■ **Exercise tasks**
**a.** List every scripture reference given in square brackets in the sermon on the year of the Lord's favor below.
**b.** Write the next part of the sermon on the year of the Lord's favor, picking up right after its final sentence.

=== Document passage ===

Year of the Lord’s Favor

Buddy Summers

1/8/2006

 

Homeboy Jesus goes into his mother’s synagogue.  He stands up to read.  A scroll is handed to him.  It’s a brief passage--- two verses in Isaiah.  [Isaiah 61:1-2].  It concludes this way, “I have been appointed by God’s Spirit to proclaim ‘the year of the Lord’s favor’.”  Sweet Jubilee, so beautiful.  Perhaps, when the Messiah comes.  

 

Returning to his seat, Jesus meets their approving faces and declares, “Today, this passage is fulfilled in your hearing.”  Dead silence.  Long pause.  Then as one they rise up like a tidal wave.  Enraged, according to Luke, they pursue Jesus to the edge of a cliff---Kamehameha style.  A narrow escape.  What was that all about?

 

This morning I will show you the relevance of “jubilee---year of the Lord’s favor.”  I want to engage your eagerness to explore not only “the Biblical jubilee” but its applicability to important challenges this year.  God willing, I will leave you breathless with anticipation about the remaining weeks in this two month sermon series. 

 

The Jubilee Dream

 

Jubilee is an idea and a dream.  It is also a faith based pragmatic program for social, economic, and spiritual renewal.  Still interested?

 

The idea of the Jubilee Year arose among Jewish leaders as they returned to Jerusalem from exile in Babylon in the sixth century B.C.E. 

 

You remember Babylon of course---the place where they had hung up their harps and wept---“how [can] we sing the Lord’s song in a foreign land.”  [Psalm 137:4]  They had been forcibly removed from Jerusalem.  The Holy Temple, God’s house, had been destroyed.  At first, lament and stubborn memory held the exiles together as community.  If I forget you, O Jerusalem, let my right hand wither.”  [Psalm 137:5] 

 

In due course, an understanding arose among the ex-pats that somehow this was all God’s doing---the destruction of the Temple, the Exile, everything.  They had been warned that something like this would happen for at least the last two centuries.  The prophet Amos had said--- 

 

For three transgressions of Israel, and for four, I will not revoke the punishment; because they sell the righteous for silver, and the needy for a pair of sandals—they trample the head of the poor into the dust of the earth, and push the afflicted out of the way.  [Amos 2:6-7]

 

God’s patience it turned out was not infinite.  God had finally acted.  They would remain in Exile until such time as God saw fit to do a new thing.

=== Records supplied ===

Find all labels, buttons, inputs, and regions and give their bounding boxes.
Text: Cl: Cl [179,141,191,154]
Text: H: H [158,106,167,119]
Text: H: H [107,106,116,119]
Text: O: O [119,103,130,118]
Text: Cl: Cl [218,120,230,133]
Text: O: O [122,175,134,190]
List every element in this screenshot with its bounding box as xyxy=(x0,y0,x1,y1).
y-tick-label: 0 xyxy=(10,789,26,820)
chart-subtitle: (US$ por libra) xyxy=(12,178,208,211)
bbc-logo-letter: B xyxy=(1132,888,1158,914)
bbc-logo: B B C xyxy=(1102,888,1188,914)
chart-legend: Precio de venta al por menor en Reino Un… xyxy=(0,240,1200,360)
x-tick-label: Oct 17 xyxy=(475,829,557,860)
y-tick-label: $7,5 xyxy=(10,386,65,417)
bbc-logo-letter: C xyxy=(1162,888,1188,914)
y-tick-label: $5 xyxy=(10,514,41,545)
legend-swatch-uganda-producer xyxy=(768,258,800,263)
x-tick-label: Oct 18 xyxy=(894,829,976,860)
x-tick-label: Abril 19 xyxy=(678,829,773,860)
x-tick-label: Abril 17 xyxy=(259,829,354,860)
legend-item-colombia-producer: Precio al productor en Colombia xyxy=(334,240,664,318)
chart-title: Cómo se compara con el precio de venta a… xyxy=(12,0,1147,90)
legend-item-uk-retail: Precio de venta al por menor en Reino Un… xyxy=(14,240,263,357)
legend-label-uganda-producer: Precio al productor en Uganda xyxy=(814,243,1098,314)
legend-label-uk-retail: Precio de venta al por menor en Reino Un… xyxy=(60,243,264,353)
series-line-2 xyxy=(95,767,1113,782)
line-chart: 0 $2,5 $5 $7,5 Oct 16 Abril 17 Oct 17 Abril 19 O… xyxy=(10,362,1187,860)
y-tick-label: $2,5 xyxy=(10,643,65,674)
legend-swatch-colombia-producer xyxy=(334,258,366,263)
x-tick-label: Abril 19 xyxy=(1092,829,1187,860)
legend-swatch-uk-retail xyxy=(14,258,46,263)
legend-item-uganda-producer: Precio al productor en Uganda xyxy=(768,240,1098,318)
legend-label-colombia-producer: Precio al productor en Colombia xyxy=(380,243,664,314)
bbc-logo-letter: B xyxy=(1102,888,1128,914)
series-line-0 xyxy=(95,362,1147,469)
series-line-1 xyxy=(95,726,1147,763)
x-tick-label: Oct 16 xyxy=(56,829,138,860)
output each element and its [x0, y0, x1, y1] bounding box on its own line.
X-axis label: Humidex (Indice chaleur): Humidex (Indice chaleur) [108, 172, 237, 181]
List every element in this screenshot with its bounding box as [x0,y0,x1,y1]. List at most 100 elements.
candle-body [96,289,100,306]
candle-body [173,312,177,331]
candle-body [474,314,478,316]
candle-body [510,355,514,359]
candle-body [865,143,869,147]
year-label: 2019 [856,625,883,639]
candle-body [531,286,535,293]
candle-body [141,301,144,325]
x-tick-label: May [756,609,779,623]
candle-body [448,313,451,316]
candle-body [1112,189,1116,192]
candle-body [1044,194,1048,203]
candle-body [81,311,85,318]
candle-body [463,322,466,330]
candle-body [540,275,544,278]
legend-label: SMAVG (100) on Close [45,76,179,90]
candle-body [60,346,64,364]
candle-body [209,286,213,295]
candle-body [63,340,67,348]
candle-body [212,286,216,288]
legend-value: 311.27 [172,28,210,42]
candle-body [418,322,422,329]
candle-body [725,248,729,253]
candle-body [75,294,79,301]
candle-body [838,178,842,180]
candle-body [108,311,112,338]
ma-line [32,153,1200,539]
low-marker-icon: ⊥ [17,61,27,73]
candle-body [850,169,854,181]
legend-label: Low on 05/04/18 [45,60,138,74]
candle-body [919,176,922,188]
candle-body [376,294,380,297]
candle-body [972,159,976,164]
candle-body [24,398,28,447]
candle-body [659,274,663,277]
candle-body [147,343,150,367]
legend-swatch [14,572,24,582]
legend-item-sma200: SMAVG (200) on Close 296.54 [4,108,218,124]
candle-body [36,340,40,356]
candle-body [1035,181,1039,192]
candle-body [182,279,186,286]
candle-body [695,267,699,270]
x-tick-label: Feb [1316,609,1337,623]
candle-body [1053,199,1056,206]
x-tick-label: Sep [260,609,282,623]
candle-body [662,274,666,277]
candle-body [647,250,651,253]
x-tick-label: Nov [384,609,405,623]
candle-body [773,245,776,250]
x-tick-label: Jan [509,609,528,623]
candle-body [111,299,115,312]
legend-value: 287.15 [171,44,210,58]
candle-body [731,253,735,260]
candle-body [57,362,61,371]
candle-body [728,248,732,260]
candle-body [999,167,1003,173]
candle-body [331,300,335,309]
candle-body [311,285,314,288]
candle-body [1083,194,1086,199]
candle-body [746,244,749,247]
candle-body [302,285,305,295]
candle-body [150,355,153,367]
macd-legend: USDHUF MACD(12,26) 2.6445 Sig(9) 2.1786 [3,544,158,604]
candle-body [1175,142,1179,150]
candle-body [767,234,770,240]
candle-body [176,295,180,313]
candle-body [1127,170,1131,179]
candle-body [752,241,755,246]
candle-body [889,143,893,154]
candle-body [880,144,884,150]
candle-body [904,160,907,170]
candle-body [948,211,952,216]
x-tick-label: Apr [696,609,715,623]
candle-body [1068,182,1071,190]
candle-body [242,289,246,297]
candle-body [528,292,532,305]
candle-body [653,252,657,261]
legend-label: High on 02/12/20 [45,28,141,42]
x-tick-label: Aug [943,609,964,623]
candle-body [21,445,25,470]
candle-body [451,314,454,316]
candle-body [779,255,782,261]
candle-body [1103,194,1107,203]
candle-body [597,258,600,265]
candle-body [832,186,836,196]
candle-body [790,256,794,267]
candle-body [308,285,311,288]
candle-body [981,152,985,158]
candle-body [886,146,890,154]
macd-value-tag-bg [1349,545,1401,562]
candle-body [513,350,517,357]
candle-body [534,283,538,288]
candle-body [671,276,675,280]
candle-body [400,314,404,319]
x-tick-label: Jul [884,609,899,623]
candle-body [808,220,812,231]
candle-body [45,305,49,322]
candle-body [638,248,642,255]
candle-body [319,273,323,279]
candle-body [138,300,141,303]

===

■ **Solved problems**
**a.**
Isaiah 61:1-2
Psalm 137:4
Psalm 137:5
Amos 2:6-7

**b.**
 

The good news was that, even though the Temple was gone and their exile was part of God’s discipline plan, with God they were apparently still on speaking terms.  The prophet Jeremiah conveyed to them an astonishing Word---

 

“To all…whom I have sent into exile from Jerusalem to Babylon: Build houses…plant gardens…take wives… have sons and daughters, take wives for your sons, give your daughters in marriage, multiply there, do not decrease.  Seek the welfare of the city where I have sent you…pray [on behalf of the city], in its welfare you will find your [own] welfare.”  [Jeremiah 29:5-7] 

 

The Babylonian Exile was more than bearable.  Many prospered.  So much so, in fact, that when Babylon was liberated (and when the Persian commander decreed that all foreigners sequestered there were free to go home), some didn’t.   

 

Those that did return to Jerusalem, however, had a huge job ahead of them.  The city walls were in ruin.  The Temple was destroyed.  As important as it was to rebuild the infrastructure, however, some felt keenly the need to find ways to avoid some of the disastrous failures of the past.  This led, in part, to the proliferation of little rules to help avoid creating offense to God.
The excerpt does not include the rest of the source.